→ **Given task**: Locate all lines with the word "long". Copy them.

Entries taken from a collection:
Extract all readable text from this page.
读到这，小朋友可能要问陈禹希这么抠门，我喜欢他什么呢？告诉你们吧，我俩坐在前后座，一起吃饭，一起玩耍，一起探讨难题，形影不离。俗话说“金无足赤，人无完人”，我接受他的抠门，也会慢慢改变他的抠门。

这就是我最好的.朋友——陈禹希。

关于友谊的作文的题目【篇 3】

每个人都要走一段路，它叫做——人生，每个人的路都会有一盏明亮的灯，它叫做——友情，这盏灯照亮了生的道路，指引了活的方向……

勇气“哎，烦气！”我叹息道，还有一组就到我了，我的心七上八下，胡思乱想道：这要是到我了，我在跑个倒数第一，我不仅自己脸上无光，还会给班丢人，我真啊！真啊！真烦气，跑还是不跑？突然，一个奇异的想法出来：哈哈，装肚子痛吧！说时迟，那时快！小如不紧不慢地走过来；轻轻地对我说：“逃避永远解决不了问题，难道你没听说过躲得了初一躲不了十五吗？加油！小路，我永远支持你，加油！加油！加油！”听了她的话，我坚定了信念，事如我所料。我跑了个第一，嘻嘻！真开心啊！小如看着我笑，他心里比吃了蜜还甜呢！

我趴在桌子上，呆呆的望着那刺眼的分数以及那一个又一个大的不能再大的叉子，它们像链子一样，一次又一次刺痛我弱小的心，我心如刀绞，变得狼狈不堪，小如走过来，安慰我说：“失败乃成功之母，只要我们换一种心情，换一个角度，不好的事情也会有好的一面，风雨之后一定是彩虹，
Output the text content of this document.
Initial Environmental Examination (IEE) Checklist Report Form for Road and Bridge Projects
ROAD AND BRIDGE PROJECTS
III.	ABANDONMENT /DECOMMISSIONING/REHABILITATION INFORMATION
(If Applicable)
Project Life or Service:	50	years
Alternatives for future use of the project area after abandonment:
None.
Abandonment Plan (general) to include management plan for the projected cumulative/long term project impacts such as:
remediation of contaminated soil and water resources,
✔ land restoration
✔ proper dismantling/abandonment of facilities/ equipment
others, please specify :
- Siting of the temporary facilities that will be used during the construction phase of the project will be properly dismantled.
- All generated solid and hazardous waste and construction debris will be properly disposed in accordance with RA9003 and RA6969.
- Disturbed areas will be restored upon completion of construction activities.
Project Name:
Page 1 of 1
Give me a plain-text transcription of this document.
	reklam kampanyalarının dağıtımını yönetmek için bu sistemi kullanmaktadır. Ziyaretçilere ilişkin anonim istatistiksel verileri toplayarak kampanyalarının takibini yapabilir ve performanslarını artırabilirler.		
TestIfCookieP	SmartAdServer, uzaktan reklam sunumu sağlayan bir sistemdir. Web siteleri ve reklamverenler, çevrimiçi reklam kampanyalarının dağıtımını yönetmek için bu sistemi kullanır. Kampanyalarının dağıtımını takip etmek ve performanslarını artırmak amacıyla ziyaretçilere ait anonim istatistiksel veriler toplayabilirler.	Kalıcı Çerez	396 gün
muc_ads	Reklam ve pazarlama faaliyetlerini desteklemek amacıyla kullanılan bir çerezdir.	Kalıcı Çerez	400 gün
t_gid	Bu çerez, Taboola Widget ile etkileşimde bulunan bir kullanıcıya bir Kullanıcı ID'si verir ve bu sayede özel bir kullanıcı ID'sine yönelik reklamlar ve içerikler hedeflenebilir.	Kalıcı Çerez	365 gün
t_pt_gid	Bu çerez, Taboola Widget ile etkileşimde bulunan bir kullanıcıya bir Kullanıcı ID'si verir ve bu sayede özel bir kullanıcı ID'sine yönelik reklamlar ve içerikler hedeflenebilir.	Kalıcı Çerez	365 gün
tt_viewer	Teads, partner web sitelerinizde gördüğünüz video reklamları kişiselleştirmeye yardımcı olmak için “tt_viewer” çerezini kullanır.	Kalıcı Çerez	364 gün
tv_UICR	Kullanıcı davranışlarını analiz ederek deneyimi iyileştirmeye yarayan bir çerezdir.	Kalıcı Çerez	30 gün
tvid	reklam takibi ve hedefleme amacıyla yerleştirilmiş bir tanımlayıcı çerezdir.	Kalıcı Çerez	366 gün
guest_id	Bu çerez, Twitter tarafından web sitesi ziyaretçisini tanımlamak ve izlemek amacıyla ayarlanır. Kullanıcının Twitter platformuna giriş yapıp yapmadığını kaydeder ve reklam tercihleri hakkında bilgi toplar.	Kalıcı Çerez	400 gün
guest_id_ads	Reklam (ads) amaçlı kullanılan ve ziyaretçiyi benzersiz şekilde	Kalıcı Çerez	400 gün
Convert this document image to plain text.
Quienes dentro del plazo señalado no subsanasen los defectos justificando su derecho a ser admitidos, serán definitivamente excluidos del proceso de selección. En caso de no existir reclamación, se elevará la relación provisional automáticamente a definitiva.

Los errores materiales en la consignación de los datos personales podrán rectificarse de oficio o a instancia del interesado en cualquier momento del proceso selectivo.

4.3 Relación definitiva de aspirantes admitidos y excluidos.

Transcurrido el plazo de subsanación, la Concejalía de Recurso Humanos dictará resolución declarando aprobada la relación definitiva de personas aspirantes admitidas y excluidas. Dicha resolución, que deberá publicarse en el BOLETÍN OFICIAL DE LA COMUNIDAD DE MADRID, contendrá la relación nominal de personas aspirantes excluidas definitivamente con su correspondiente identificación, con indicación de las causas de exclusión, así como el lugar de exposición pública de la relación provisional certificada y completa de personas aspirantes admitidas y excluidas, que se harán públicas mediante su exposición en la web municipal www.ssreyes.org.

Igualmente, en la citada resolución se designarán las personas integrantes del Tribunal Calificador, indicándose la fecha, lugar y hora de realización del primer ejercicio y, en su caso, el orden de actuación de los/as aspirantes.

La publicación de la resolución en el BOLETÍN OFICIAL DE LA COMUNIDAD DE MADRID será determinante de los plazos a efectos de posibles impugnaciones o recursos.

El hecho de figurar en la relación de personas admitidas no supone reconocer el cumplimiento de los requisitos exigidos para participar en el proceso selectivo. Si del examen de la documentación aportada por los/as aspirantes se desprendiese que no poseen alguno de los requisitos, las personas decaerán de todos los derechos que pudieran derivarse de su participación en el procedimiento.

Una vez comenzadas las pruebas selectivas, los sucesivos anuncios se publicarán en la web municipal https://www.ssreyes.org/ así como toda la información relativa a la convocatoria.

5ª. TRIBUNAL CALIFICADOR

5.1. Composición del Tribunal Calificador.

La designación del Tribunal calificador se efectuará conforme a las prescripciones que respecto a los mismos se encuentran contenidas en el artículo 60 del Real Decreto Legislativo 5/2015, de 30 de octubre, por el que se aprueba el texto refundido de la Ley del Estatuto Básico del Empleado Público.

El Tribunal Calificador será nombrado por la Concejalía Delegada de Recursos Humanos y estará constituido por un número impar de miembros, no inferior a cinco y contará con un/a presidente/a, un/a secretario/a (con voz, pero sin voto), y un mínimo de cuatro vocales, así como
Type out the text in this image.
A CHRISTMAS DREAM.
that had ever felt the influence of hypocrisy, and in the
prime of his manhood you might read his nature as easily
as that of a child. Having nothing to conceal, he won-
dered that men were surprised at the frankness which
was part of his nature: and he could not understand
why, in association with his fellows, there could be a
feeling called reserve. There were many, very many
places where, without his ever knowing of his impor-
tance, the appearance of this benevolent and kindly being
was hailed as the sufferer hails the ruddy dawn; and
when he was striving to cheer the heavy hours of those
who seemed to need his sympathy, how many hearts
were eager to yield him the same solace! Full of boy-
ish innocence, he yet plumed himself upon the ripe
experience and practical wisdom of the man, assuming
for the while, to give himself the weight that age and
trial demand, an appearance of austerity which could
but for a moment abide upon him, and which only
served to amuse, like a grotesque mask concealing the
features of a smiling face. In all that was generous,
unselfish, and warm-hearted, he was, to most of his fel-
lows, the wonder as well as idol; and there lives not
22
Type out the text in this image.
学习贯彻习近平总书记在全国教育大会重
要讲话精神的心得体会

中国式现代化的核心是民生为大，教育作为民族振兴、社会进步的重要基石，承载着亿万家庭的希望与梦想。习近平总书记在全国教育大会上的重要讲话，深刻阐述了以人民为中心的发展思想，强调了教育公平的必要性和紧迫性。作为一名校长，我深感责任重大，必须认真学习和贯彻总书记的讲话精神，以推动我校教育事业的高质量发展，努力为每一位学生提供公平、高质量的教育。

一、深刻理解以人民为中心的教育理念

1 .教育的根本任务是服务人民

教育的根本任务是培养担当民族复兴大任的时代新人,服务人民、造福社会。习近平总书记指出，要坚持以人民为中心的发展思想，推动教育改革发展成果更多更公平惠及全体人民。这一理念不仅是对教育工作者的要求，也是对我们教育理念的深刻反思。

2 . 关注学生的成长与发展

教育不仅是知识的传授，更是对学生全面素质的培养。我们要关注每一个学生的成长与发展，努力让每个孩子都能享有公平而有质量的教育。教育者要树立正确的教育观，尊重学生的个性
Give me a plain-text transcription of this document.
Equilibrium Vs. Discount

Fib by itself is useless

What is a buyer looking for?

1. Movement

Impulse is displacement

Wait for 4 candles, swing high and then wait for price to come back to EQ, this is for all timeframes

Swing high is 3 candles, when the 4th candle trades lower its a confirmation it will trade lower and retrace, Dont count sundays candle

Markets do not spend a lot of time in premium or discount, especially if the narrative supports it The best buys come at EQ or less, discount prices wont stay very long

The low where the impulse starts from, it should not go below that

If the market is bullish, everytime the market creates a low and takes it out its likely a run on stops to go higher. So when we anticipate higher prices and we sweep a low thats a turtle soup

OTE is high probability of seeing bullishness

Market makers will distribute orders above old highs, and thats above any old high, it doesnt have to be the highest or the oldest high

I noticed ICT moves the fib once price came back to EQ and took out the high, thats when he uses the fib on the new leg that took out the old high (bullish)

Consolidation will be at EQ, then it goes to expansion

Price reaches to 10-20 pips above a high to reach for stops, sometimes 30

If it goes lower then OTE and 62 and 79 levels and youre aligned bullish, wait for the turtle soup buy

→ **Correct answer**:
Abandonment Plan (general) to include management plan for the projected cumulative/long term project impacts such as:
Markets do not spend a lot of time in premium or discount, especially if the narrative supports it The best buys come at EQ or less, discount prices wont stay very long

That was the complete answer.